# start of THE DATA

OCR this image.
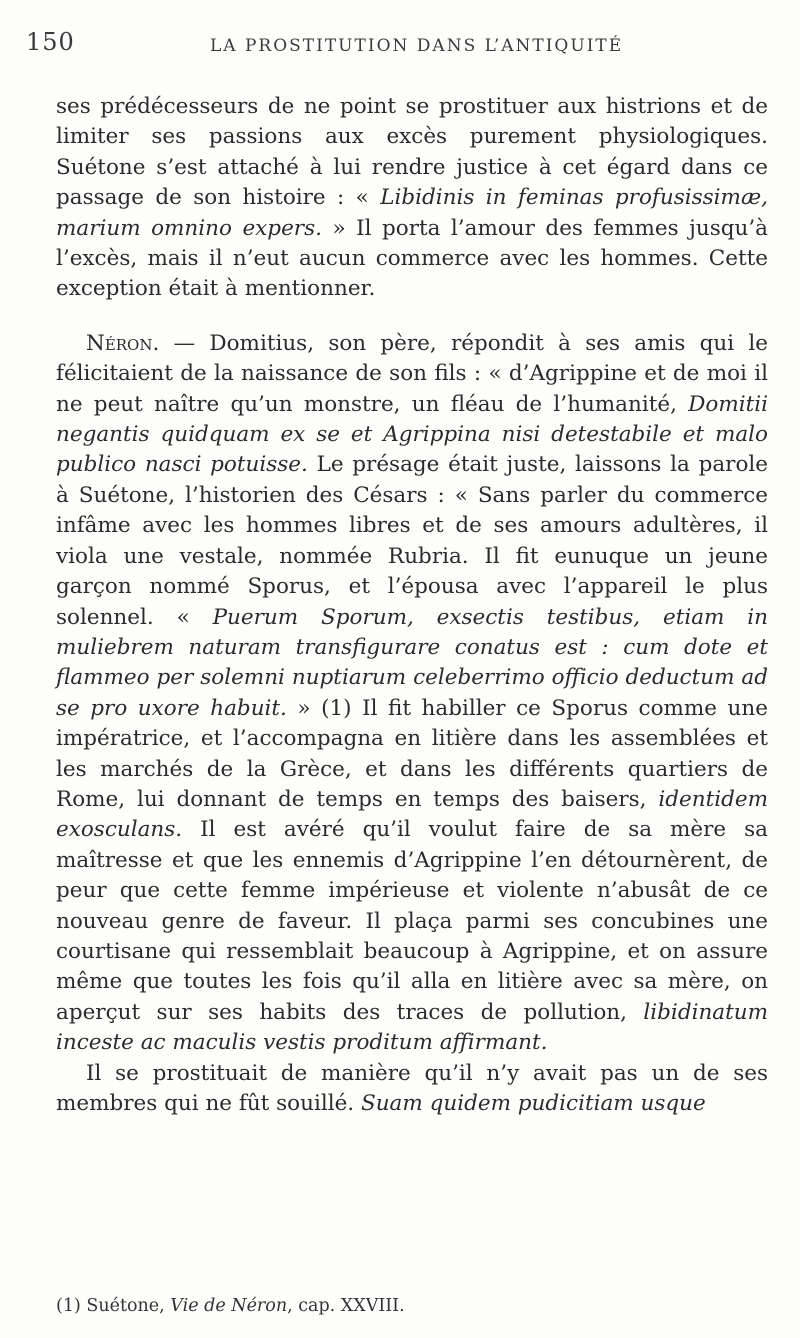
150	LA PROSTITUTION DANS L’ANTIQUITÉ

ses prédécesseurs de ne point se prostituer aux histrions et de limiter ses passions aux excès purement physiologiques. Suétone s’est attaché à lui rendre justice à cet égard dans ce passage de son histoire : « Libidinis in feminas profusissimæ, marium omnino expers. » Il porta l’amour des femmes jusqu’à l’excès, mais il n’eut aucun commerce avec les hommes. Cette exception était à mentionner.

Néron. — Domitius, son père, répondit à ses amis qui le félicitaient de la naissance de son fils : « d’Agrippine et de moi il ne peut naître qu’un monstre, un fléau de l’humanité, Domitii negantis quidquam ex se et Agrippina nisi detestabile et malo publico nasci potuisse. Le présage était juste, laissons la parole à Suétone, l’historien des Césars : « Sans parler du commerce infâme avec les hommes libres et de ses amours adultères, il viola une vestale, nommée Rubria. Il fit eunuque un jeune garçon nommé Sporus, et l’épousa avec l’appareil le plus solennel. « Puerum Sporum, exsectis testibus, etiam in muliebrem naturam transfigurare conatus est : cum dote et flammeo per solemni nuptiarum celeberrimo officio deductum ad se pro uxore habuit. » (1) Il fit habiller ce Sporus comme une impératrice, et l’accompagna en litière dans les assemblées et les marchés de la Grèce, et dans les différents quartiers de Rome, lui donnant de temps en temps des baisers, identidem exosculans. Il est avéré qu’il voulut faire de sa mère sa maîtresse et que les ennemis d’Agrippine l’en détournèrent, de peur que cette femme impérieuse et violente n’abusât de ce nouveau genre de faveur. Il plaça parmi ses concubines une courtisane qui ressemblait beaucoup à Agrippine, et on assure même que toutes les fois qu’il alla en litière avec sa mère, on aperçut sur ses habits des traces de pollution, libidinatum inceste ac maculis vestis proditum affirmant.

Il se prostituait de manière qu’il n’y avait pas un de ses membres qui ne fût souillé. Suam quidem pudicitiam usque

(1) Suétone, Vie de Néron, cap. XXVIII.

# end of THE DATA

* _TASK INSTRUCTIONS_:
Copy all lines from the data that hold the word "Néron".

* _EXERCISE ANSWER_:
Néron. — Domitius, son père, répondit à ses amis qui le félicitaient de la naissance de son fils : « d’Agrippine et de moi il ne peut naître qu’un monstre, un fléau de l’humanité, Domitii negantis quidquam ex se et Agrippina nisi detestabile et malo publico nasci potuisse. Le présage était juste, laissons la parole à Suétone, l’historien des Césars : « Sans parler du commerce infâme avec les hommes libres et de ses amours adultères, il viola une vestale, nommée Rubria. Il fit eunuque un jeune garçon nommé Sporus, et l’épousa avec l’appareil le plus solennel. « Puerum Sporum, exsectis testibus, etiam in muliebrem naturam transfigurare conatus est : cum dote et flammeo per solemni nuptiarum celeberrimo officio deductum ad se pro uxore habuit. » (1) Il fit habiller ce Sporus comme une impératrice, et l’accompagna en litière dans les assemblées et les marchés de la Grèce, et dans les différents quartiers de Rome, lui donnant de temps en temps des baisers, identidem exosculans. Il est avéré qu’il voulut faire de sa mère sa maîtresse et que les ennemis d’Agrippine l’en détournèrent, de peur que cette femme impérieuse et violente n’abusât de ce nouveau genre de faveur. Il plaça parmi ses concubines une courtisane qui ressemblait beaucoup à Agrippine, et on assure même que toutes les fois qu’il alla en litière avec sa mère, on aperçut sur ses habits des traces de pollution, libidinatum inceste ac maculis vestis proditum affirmant.
(1) Suétone, Vie de Néron, cap. XXVIII.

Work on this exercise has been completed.